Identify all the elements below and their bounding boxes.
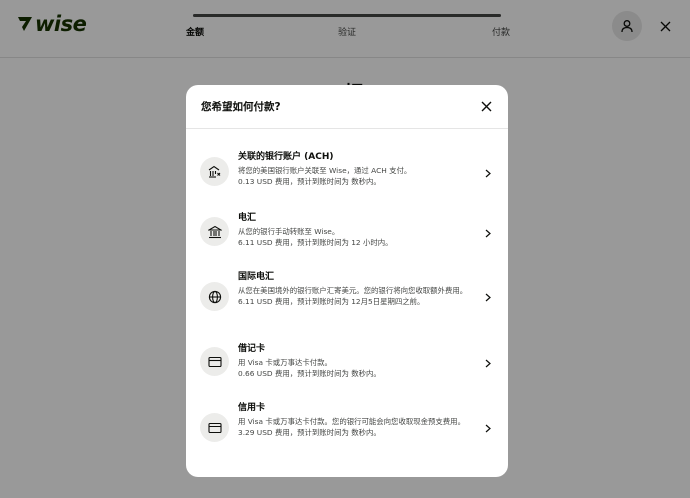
payment-method-modal: 您希望如何付款? 关联的银行账户 (ACH) 将您的美国银行账户关联至 Wise… — [186, 85, 508, 477]
modal-title: 您希望如何付款? — [201, 101, 281, 113]
option-credit-card-text: 信用卡 用 Visa 卡或万事达卡付款。您的银行可能会向您收取现金预支费用。 3… — [238, 402, 474, 439]
option-wire[interactable]: 电汇 从您的银行手动转账至 Wise。 6.11 USD 费用，预计到账时间为 … — [186, 209, 508, 275]
option-debit-card[interactable]: 借记卡 用 Visa 卡或万事达卡付款。 0.66 USD 费用，预计到账时间为… — [186, 343, 508, 409]
option-debit-card-text: 借记卡 用 Visa 卡或万事达卡付款。 0.66 USD 费用，预计到账时间为… — [238, 343, 478, 380]
option-description: 从您在美国境外的银行账户汇寄美元。您的银行将向您收取额外费用。 — [238, 286, 468, 295]
card-icon — [200, 347, 229, 376]
option-ach-text: 关联的银行账户 (ACH) 将您的美国银行账户关联至 Wise，通过 ACH 支… — [238, 151, 478, 188]
option-title: 借记卡 — [238, 344, 266, 354]
modal-header: 您希望如何付款? — [186, 85, 508, 129]
bank-icon — [200, 217, 229, 246]
option-international-wire-text: 国际电汇 从您在美国境外的银行账户汇寄美元。您的银行将向您收取额外费用。 6.1… — [238, 271, 474, 308]
option-fee: 6.11 USD 费用，预计到账时间为 12月5日星期四之前。 — [238, 297, 425, 307]
option-title: 国际电汇 — [238, 272, 275, 282]
chevron-right-icon — [484, 423, 492, 433]
option-title: 电汇 — [238, 213, 257, 223]
card-icon — [200, 413, 229, 442]
bank-link-icon — [200, 157, 229, 186]
globe-icon — [200, 282, 229, 311]
close-icon — [481, 101, 491, 111]
option-description: 用 Visa 卡或万事达卡付款。 — [238, 358, 332, 367]
option-international-wire[interactable]: 国际电汇 从您在美国境外的银行账户汇寄美元。您的银行将向您收取额外费用。 6.1… — [186, 271, 508, 337]
chevron-right-icon — [484, 292, 492, 302]
option-title: 关联的银行账户 (ACH) — [238, 152, 334, 162]
option-fee: 0.66 USD 费用，预计到账时间为 数秒内。 — [238, 369, 381, 379]
modal-close-button[interactable] — [479, 99, 493, 113]
option-ach[interactable]: 关联的银行账户 (ACH) 将您的美国银行账户关联至 Wise，通过 ACH 支… — [186, 151, 508, 217]
option-credit-card[interactable]: 信用卡 用 Visa 卡或万事达卡付款。您的银行可能会向您收取现金预支费用。 3… — [186, 402, 508, 468]
option-title: 信用卡 — [238, 403, 266, 413]
option-description: 用 Visa 卡或万事达卡付款。您的银行可能会向您收取现金预支费用。 — [238, 417, 465, 426]
chevron-right-icon — [484, 168, 492, 178]
option-fee: 3.29 USD 费用，预计到账时间为 数秒内。 — [238, 428, 381, 438]
option-fee: 6.11 USD 费用，预计到账时间为 12 小时内。 — [238, 238, 393, 248]
option-description: 将您的美国银行账户关联至 Wise，通过 ACH 支付。 — [238, 166, 412, 175]
option-wire-text: 电汇 从您的银行手动转账至 Wise。 6.11 USD 费用，预计到账时间为 … — [238, 212, 478, 249]
option-description: 从您的银行手动转账至 Wise。 — [238, 227, 340, 236]
chevron-right-icon — [484, 228, 492, 238]
option-fee: 0.13 USD 费用，预计到账时间为 数秒内。 — [238, 177, 381, 187]
chevron-right-icon — [484, 358, 492, 368]
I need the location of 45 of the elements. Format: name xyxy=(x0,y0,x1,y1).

**Goal**. Format every line of the records above as a JSON list of strings, one string per line, leaving out blank lines and the pictures.

**Solution to the problem**.
[
  "Identify all the elements below and their bounding boxes.",
  "payment-method-modal: 您希望如何付款? 关联的银行账户 (ACH) 将您的美国银行账户关联至 Wise… — [186, 85, 508, 477]",
  "modal-title: 您希望如何付款? — [201, 101, 281, 113]",
  "option-credit-card-text: 信用卡 用 Visa 卡或万事达卡付款。您的银行可能会向您收取现金预支费用。 3… — [238, 402, 474, 439]",
  "option-wire[interactable]: 电汇 从您的银行手动转账至 Wise。 6.11 USD 费用，预计到账时间为 … — [186, 209, 508, 275]",
  "option-debit-card[interactable]: 借记卡 用 Visa 卡或万事达卡付款。 0.66 USD 费用，预计到账时间为… — [186, 343, 508, 409]",
  "option-debit-card-text: 借记卡 用 Visa 卡或万事达卡付款。 0.66 USD 费用，预计到账时间为… — [238, 343, 478, 380]",
  "option-description: 从您在美国境外的银行账户汇寄美元。您的银行将向您收取额外费用。 — [238, 286, 468, 295]",
  "card-icon — [200, 347, 229, 376]",
  "option-ach-text: 关联的银行账户 (ACH) 将您的美国银行账户关联至 Wise，通过 ACH 支… — [238, 151, 478, 188]",
  "option-title: 借记卡 — [238, 344, 266, 354]",
  "modal-header: 您希望如何付款? — [186, 85, 508, 129]",
  "bank-icon — [200, 217, 229, 246]",
  "option-international-wire-text: 国际电汇 从您在美国境外的银行账户汇寄美元。您的银行将向您收取额外费用。 6.1… — [238, 271, 474, 308]",
  "option-fee: 6.11 USD 费用，预计到账时间为 12月5日星期四之前。 — [238, 297, 425, 307]",
  "option-title: 国际电汇 — [238, 272, 275, 282]",
  "chevron-right-icon — [484, 423, 492, 433]",
  "option-title: 电汇 — [238, 213, 257, 223]",
  "card-icon — [200, 413, 229, 442]",
  "bank-link-icon — [200, 157, 229, 186]",
  "globe-icon — [200, 282, 229, 311]",
  "close-icon — [481, 101, 491, 111]",
  "option-description: 用 Visa 卡或万事达卡付款。 — [238, 358, 332, 367]",
  "option-international-wire[interactable]: 国际电汇 从您在美国境外的银行账户汇寄美元。您的银行将向您收取额外费用。 6.1… — [186, 271, 508, 337]",
  "chevron-right-icon — [484, 292, 492, 302]",
  "option-title: 关联的银行账户 (ACH) — [238, 152, 334, 162]",
  "option-fee: 0.66 USD 费用，预计到账时间为 数秒内。 — [238, 369, 381, 379]",
  "modal-close-button[interactable] — [479, 99, 493, 113]",
  "option-ach[interactable]: 关联的银行账户 (ACH) 将您的美国银行账户关联至 Wise，通过 ACH 支… — [186, 151, 508, 217]",
  "option-credit-card[interactable]: 信用卡 用 Visa 卡或万事达卡付款。您的银行可能会向您收取现金预支费用。 3… — [186, 402, 508, 468]",
  "option-title: 信用卡 — [238, 403, 266, 413]",
  "option-description: 用 Visa 卡或万事达卡付款。您的银行可能会向您收取现金预支费用。 — [238, 417, 465, 426]",
  "chevron-right-icon — [484, 168, 492, 178]",
  "option-fee: 3.29 USD 费用，预计到账时间为 数秒内。 — [238, 428, 381, 438]",
  "option-fee: 6.11 USD 费用，预计到账时间为 12 小时内。 — [238, 238, 393, 248]",
  "option-description: 将您的美国银行账户关联至 Wise，通过 ACH 支付。 — [238, 166, 412, 175]",
  "option-wire-text: 电汇 从您的银行手动转账至 Wise。 6.11 USD 费用，预计到账时间为 … — [238, 212, 478, 249]",
  "option-description: 从您的银行手动转账至 Wise。 — [238, 227, 340, 236]",
  "chevron-right-icon — [484, 228, 492, 238]",
  "option-fee: 0.13 USD 费用，预计到账时间为 数秒内。 — [238, 177, 381, 187]",
  "chevron-right-icon — [484, 358, 492, 368]",
  "I need the location of 45 of the elements. Format: name xyxy=(x0,y0,x1,y1)."
]